# INSTRUCTION:
Your answer should be only a number: how many lines include the word "title".
+-------+
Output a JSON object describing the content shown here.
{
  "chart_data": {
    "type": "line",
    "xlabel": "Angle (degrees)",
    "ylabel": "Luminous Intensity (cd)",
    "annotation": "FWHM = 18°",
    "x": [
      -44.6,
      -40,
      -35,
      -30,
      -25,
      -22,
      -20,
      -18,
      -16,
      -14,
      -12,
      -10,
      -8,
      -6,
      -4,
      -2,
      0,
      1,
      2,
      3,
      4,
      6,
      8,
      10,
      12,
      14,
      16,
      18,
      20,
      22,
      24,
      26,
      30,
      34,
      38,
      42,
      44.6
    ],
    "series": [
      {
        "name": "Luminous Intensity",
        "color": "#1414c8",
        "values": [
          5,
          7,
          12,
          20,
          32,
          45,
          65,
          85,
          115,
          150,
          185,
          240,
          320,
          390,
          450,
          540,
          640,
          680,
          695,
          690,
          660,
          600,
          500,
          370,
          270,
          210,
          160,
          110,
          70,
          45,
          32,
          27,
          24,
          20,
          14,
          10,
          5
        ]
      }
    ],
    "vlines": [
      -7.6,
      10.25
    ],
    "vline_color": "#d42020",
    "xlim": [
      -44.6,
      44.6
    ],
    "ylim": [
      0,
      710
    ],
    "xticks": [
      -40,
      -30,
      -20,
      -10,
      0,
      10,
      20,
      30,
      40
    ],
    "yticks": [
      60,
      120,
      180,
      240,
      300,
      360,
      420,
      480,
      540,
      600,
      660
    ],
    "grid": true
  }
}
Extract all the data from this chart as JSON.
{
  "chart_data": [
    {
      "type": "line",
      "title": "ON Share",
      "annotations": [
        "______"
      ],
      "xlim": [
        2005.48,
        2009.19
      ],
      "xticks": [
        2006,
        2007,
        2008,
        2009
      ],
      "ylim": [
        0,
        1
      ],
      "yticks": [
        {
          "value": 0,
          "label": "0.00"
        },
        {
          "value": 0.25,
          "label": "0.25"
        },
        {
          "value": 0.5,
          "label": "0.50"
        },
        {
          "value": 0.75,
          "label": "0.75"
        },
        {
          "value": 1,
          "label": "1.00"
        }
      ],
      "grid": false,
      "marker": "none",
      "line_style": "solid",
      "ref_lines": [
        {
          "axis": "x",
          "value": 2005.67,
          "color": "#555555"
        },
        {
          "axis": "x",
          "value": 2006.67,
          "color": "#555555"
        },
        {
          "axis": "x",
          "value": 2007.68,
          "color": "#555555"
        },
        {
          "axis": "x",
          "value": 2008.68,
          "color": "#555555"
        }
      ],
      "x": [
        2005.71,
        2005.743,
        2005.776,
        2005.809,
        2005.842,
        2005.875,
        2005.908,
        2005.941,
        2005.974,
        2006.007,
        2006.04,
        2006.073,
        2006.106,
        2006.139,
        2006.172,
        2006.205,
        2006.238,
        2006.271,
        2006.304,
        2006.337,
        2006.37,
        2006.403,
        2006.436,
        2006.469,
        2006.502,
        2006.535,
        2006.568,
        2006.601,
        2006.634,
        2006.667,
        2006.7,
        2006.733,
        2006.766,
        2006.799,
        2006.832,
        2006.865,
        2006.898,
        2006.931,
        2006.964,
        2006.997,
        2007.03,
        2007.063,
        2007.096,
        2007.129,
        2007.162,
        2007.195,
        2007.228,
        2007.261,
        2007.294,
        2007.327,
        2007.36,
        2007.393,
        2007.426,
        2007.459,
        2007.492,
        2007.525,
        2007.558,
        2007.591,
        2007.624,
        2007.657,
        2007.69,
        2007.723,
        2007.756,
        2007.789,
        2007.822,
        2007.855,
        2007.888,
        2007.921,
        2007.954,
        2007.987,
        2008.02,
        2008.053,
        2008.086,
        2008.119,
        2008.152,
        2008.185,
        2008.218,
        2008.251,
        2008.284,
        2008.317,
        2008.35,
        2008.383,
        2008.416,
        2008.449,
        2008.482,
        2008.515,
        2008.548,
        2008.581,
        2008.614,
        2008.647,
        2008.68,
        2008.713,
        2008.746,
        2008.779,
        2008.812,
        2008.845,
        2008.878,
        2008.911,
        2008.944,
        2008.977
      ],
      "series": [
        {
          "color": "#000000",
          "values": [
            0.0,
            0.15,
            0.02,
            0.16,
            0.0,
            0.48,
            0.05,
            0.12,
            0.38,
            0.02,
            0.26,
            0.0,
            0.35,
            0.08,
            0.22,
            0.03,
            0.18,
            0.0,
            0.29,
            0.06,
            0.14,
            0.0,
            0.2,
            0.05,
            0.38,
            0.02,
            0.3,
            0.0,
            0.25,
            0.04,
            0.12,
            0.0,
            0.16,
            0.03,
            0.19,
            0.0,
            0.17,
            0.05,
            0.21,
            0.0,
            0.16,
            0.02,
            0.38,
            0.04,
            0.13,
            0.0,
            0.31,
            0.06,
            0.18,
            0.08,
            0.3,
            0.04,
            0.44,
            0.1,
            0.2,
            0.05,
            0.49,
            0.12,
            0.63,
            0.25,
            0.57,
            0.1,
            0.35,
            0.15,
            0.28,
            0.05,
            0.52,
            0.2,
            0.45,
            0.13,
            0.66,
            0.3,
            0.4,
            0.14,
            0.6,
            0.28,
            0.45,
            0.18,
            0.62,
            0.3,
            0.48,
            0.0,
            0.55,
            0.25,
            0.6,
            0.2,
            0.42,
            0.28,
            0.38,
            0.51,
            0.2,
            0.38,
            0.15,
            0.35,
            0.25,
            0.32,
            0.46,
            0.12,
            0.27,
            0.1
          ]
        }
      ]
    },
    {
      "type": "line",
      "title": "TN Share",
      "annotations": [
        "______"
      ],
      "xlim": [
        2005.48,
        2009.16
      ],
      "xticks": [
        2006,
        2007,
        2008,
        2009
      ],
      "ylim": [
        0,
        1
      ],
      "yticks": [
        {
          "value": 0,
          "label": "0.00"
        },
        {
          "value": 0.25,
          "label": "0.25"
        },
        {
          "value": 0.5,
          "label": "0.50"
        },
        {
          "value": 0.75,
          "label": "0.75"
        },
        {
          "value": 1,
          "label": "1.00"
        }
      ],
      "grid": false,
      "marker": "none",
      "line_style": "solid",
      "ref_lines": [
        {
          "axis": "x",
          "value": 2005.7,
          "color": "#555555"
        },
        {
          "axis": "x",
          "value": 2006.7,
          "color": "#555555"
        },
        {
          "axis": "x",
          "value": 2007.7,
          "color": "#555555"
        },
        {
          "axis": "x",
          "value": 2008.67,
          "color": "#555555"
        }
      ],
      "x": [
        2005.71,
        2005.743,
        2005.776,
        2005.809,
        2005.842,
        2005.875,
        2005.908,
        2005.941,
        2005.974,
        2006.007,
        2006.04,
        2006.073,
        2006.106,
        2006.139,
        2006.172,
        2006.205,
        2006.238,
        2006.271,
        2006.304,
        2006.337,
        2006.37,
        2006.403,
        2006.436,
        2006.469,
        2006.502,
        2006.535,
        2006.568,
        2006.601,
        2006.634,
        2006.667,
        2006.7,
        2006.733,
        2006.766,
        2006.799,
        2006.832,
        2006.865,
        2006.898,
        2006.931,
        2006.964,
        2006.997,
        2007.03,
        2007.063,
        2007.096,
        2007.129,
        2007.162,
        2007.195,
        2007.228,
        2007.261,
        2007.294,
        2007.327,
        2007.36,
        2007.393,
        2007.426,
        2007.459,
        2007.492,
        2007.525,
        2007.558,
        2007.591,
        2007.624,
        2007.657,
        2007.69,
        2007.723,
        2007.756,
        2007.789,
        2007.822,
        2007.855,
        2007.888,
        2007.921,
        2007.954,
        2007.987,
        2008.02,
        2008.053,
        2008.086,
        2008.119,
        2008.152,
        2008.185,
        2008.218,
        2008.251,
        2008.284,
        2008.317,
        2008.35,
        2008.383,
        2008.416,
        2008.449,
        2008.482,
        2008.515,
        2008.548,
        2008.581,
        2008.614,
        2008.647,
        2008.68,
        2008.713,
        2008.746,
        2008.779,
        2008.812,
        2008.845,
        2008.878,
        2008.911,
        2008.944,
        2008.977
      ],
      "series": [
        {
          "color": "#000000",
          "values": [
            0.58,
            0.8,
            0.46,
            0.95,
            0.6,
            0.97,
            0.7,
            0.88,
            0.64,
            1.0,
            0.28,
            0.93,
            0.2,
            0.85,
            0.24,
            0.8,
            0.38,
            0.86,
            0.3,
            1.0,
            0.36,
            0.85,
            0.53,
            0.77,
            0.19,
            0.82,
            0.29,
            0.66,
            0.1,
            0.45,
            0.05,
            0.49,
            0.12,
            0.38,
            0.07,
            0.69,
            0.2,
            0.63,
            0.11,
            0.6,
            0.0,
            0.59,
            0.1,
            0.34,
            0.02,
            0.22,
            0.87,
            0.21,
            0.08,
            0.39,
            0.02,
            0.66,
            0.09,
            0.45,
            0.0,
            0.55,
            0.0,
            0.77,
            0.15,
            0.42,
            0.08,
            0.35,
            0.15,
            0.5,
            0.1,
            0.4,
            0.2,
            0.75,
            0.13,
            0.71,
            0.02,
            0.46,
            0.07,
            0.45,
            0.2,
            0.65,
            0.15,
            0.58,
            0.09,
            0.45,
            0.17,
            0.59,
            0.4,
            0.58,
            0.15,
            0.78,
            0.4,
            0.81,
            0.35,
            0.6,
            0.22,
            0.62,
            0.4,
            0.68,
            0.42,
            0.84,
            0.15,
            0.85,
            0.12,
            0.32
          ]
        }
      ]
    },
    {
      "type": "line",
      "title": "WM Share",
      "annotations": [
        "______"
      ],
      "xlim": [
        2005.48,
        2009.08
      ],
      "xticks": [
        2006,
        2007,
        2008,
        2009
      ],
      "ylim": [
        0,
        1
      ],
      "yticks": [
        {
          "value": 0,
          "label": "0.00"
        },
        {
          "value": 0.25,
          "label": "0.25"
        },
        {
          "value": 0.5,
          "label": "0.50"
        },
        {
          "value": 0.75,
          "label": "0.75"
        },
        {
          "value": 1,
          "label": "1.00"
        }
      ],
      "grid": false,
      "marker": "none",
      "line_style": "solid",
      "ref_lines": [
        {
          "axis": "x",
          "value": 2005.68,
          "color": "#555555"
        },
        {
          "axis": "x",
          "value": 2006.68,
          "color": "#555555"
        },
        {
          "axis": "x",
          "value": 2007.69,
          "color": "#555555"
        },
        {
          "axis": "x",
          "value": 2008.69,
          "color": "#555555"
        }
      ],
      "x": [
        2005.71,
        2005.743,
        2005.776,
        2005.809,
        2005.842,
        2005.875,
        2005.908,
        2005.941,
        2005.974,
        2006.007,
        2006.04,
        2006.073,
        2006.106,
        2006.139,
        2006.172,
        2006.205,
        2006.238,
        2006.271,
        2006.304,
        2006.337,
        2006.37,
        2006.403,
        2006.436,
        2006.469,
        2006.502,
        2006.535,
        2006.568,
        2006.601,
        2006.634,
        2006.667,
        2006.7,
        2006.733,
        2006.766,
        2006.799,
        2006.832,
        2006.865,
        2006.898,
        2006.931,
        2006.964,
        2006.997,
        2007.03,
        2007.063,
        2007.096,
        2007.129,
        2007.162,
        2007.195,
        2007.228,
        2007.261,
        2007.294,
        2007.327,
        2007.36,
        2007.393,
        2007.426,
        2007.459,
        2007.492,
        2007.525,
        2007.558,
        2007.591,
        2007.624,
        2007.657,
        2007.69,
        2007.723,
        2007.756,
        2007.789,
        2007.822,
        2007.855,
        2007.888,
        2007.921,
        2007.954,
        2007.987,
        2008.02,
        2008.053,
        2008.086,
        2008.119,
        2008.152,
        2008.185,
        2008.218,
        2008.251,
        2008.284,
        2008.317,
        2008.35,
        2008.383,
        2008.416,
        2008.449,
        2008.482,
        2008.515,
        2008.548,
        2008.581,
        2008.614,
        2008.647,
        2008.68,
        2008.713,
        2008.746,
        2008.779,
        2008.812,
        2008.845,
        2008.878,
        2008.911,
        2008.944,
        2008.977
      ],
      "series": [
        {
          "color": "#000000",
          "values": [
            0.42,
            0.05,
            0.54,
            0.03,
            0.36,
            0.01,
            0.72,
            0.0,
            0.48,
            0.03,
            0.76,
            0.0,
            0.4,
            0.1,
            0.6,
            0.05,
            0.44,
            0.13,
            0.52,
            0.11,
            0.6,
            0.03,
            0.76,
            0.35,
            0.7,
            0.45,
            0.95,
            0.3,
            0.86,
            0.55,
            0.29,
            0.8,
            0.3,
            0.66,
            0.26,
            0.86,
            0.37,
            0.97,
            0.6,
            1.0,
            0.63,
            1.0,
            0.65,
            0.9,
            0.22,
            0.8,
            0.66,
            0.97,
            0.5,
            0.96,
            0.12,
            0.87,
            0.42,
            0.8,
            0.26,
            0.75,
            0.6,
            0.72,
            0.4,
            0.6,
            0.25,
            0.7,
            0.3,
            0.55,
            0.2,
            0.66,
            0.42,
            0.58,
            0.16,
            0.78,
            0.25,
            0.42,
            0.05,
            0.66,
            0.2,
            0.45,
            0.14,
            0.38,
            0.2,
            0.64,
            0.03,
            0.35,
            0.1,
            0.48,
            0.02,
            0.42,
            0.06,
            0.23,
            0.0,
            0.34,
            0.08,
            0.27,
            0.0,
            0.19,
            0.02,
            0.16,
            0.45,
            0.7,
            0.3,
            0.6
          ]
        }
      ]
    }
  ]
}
+-------+
# RESULT OF THIS EXERCISE:
3